**Do this:** Repeat each line exactly, leaving nothing out.

====== Supplied information

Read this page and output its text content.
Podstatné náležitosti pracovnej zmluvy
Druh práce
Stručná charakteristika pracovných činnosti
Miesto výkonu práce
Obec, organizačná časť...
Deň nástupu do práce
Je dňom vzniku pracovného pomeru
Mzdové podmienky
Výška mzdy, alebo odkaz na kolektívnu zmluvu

============

**Solved problem:**
Read this page and output its text content.
Podstatné náležitosti pracovnej zmluvy
Druh práce
Stručná charakteristika pracovných činnosti
Miesto výkonu práce
Obec, organizačná časť...
Deň nástupu do práce
Je dňom vzniku pracovného pomeru
Mzdové podmienky
Výška mzdy, alebo odkaz na kolektívnu zmluvu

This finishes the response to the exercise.